Stored data:
^^^^
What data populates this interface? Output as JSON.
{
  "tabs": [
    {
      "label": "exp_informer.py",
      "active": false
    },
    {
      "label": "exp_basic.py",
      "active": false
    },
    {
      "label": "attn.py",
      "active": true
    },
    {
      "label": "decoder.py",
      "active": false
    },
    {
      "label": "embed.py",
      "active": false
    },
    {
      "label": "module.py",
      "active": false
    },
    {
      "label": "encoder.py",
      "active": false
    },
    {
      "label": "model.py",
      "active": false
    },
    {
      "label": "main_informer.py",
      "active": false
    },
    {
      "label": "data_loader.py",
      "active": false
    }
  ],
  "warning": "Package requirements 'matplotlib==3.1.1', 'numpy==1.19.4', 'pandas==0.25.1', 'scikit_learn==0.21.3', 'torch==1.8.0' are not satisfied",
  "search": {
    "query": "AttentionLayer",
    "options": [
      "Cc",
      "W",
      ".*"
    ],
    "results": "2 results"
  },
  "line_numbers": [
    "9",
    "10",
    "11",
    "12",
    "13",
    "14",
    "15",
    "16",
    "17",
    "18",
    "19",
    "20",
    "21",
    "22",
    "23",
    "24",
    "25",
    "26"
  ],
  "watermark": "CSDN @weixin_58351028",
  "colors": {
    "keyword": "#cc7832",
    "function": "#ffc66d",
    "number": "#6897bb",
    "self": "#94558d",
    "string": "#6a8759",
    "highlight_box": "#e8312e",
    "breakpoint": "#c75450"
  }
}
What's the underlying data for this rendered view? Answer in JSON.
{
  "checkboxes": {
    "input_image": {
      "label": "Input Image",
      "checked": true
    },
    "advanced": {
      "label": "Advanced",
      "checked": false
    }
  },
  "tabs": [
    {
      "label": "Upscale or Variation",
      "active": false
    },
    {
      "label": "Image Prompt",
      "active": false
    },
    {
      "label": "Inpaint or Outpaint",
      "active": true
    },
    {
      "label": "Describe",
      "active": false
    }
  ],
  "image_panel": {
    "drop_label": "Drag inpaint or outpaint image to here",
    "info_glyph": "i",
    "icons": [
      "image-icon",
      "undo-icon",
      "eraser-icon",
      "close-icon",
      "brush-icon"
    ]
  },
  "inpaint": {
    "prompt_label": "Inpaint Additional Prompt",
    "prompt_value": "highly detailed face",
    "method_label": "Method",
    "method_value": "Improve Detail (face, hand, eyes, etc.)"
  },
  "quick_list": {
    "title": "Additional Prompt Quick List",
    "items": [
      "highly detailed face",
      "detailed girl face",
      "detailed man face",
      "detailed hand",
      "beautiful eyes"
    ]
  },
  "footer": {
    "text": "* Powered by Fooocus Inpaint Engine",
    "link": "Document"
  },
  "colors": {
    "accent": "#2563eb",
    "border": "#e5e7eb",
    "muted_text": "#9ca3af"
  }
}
^^^^
*SET PROBLEM*: Identify and extract each line of the listing that contains "eyes".

*RESULT BELOW*:
    "method_value": "Improve Detail (face, hand, eyes, etc.)"
      "beautiful eyes"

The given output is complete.